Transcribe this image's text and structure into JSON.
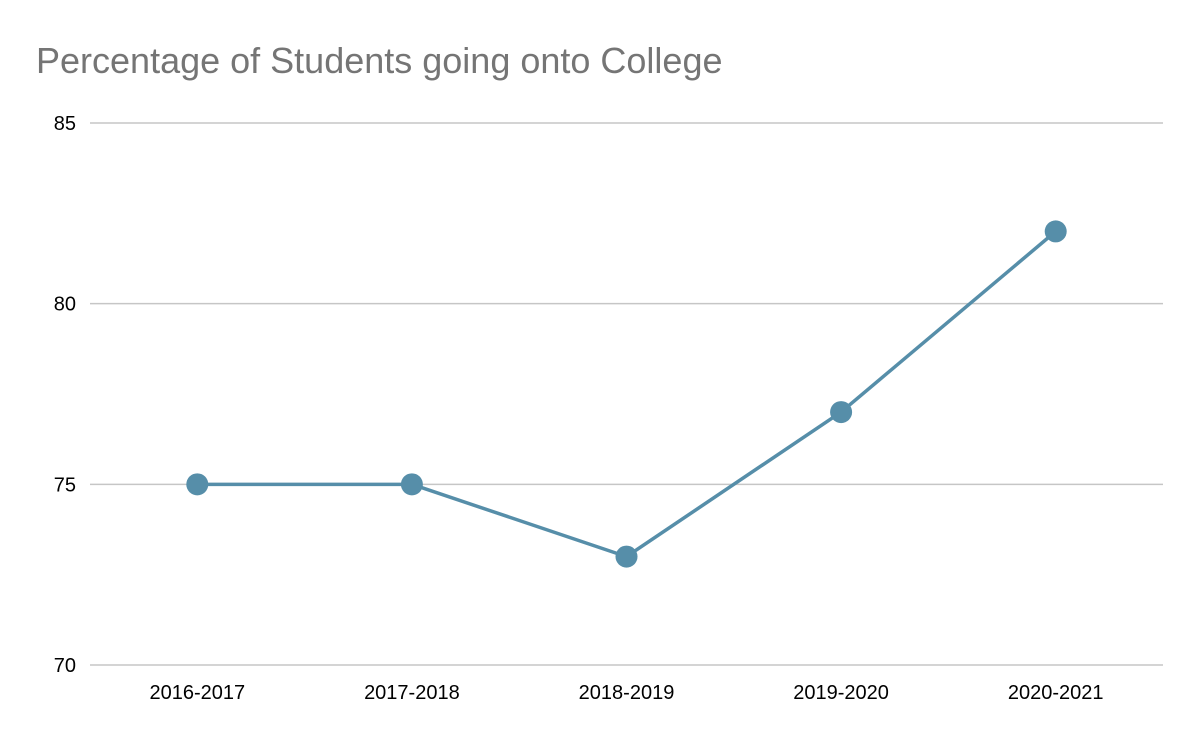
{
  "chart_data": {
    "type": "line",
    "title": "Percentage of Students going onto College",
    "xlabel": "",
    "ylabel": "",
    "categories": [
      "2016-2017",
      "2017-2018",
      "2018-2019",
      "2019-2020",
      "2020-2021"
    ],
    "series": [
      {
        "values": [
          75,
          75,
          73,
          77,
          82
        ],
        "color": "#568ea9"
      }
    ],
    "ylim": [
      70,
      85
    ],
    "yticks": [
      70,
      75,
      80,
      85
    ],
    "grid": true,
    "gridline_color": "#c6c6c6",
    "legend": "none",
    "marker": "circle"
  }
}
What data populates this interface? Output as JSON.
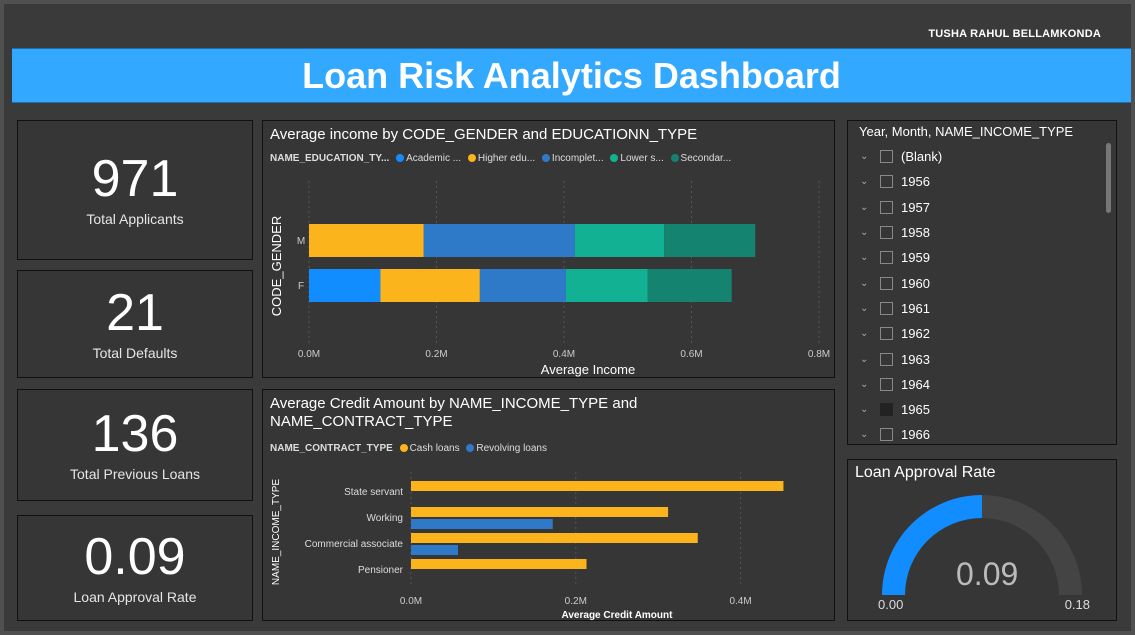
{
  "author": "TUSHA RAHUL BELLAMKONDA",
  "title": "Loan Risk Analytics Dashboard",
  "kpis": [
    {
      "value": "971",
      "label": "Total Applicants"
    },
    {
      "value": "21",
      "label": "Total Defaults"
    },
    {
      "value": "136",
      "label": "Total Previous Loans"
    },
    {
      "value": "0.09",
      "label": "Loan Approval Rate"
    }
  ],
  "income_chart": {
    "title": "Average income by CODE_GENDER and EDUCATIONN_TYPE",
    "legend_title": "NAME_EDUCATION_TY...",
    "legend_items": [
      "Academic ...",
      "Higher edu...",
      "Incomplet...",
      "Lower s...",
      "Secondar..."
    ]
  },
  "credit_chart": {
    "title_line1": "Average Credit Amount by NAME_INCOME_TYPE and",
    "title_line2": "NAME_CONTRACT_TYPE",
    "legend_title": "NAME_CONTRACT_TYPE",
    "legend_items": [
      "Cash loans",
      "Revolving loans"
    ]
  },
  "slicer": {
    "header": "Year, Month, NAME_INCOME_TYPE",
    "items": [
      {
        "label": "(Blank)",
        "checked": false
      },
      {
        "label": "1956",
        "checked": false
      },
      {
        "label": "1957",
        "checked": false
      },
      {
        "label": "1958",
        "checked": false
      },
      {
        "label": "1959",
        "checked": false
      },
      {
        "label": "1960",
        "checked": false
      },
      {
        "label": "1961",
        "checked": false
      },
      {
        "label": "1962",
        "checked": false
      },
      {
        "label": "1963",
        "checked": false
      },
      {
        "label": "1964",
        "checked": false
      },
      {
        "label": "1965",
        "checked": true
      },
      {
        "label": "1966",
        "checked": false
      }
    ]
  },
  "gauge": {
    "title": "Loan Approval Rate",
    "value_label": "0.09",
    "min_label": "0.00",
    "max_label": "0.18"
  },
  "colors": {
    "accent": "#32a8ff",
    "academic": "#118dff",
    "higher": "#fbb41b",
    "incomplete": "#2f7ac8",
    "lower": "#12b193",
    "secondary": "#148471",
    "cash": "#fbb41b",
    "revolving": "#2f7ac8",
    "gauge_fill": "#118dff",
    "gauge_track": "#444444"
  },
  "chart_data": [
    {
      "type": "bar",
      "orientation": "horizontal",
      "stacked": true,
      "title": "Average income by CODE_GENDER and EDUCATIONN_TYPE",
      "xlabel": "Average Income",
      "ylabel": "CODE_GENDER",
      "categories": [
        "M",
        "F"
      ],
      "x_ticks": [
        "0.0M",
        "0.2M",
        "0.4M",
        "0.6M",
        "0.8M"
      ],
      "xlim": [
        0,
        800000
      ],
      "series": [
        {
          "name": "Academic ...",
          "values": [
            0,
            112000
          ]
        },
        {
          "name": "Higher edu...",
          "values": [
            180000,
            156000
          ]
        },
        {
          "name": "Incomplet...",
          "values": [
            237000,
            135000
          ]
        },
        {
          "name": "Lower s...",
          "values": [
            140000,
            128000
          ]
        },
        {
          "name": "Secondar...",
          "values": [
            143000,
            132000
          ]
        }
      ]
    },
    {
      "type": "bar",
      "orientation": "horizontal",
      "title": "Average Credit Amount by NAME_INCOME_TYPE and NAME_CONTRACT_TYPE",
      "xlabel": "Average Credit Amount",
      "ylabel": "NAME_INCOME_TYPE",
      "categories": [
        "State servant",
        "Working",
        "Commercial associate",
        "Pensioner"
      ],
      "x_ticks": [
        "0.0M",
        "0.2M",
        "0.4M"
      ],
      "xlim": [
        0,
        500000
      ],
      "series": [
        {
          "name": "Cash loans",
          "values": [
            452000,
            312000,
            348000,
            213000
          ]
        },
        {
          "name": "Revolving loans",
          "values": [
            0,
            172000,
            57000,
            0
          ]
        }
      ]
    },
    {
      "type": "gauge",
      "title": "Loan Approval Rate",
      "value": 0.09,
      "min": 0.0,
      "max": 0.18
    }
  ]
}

-=-=-=-=-

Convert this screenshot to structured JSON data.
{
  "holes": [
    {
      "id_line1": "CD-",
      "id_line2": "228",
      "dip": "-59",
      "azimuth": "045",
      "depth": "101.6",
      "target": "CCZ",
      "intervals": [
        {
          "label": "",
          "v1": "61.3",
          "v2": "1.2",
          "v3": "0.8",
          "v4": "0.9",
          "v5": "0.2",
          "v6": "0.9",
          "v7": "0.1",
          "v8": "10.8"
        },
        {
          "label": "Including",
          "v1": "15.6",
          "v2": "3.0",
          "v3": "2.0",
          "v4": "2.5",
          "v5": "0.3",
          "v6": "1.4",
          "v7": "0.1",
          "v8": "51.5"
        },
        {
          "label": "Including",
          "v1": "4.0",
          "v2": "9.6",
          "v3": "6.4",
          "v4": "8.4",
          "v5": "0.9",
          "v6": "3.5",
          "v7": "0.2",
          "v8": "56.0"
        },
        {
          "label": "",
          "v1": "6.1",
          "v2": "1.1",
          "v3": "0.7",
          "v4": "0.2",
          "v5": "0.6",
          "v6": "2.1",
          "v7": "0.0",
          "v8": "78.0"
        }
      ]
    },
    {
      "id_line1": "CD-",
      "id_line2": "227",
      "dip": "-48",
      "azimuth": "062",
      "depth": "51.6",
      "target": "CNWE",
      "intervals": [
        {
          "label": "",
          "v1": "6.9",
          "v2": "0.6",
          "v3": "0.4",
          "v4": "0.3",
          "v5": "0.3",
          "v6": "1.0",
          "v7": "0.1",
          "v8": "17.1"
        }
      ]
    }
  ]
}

-=-=-=-=-

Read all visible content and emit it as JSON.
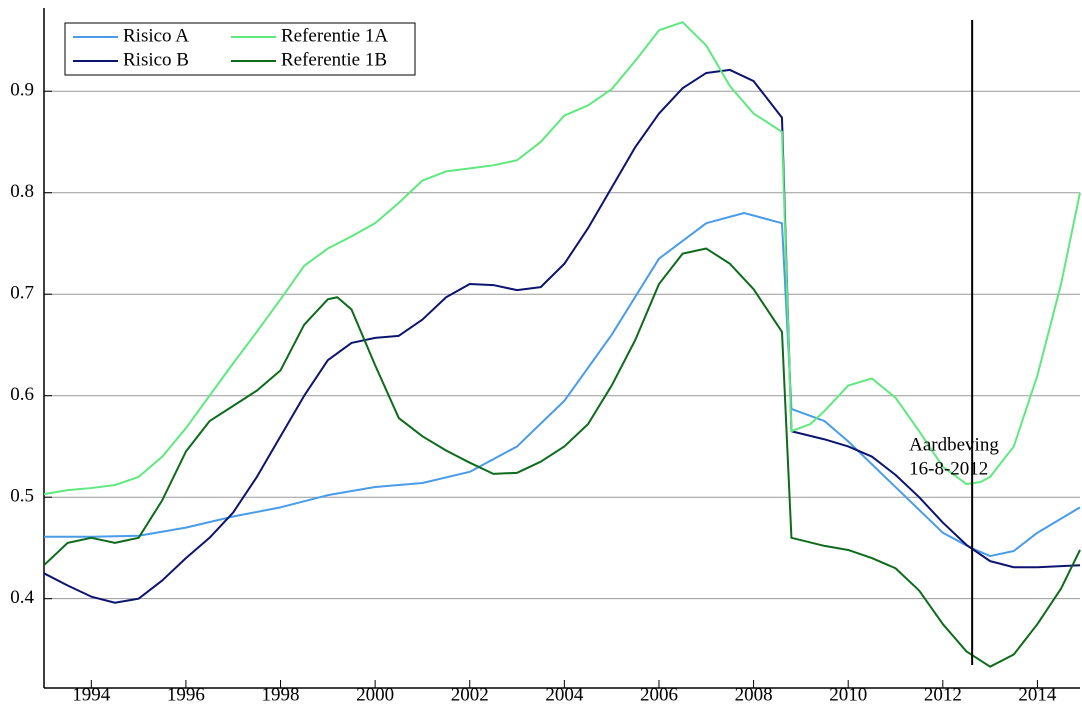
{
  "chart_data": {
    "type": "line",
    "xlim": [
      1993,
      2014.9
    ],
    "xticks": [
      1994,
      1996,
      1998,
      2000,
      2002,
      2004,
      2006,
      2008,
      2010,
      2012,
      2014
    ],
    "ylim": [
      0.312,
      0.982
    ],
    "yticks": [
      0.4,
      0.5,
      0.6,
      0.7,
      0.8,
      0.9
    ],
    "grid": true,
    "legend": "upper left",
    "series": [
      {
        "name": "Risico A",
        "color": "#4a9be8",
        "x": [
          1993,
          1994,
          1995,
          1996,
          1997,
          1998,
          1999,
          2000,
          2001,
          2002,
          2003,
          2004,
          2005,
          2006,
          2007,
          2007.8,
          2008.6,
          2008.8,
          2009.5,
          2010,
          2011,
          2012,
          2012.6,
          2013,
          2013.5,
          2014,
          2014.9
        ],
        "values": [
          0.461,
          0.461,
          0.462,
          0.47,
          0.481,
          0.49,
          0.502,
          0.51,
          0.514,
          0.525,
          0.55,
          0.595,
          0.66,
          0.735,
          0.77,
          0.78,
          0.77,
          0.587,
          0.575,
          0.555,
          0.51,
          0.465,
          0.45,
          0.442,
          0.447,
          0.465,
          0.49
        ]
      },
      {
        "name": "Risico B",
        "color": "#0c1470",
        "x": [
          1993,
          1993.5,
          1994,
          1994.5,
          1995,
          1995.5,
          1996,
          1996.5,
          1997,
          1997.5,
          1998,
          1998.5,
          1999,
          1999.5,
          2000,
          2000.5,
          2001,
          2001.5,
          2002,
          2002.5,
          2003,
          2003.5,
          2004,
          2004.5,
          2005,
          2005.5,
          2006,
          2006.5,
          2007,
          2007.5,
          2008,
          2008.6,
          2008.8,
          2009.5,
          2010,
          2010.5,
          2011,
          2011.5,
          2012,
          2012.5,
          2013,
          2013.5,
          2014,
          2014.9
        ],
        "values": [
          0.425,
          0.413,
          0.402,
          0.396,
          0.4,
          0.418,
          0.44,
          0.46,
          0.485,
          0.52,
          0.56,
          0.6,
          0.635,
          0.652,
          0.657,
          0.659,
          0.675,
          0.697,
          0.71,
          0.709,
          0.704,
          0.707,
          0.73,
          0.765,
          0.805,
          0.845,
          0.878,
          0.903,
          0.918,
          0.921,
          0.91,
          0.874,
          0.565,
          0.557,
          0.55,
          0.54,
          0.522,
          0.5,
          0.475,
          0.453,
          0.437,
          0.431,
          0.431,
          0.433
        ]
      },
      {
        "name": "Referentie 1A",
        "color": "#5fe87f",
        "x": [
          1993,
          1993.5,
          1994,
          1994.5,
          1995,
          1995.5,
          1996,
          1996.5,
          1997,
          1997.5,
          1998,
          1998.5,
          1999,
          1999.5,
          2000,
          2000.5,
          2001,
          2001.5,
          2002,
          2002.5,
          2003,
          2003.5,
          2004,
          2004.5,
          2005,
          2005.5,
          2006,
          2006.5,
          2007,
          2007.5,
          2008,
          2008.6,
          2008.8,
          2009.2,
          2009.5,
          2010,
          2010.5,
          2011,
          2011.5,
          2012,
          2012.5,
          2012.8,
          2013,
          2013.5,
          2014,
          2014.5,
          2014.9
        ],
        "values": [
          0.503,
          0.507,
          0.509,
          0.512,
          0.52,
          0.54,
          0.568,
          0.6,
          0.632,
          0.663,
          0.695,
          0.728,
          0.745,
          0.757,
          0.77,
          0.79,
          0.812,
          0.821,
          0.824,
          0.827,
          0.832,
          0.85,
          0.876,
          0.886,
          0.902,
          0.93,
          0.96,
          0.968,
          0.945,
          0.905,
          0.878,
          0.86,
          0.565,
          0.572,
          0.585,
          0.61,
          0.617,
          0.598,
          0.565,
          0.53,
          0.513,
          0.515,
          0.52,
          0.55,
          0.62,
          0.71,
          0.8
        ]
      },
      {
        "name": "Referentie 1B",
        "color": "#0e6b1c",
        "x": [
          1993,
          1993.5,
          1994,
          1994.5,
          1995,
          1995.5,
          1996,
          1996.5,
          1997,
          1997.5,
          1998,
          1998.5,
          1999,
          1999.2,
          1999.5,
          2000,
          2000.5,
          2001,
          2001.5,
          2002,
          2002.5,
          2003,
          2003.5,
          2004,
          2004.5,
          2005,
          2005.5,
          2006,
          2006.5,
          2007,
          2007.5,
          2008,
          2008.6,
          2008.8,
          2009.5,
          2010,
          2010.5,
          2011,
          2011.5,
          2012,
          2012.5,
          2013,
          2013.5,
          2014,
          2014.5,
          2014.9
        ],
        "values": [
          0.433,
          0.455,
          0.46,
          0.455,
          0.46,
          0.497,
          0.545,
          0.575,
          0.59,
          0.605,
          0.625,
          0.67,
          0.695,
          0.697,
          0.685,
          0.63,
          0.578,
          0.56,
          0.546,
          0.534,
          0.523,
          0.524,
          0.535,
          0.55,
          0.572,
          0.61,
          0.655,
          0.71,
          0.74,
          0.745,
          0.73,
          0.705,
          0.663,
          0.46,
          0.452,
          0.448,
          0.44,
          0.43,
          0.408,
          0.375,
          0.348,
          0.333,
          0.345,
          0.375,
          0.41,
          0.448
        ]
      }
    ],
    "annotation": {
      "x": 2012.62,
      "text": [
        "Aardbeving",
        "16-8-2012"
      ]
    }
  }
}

-=-=-=-=-

### Exercise details
Gather all lines where the word "ylabel" appears.

### Expected answer
    "ylabel": "",
      "ylabel": "CODE_GENDER",
      "ylabel": "NAME_INCOME_TYPE",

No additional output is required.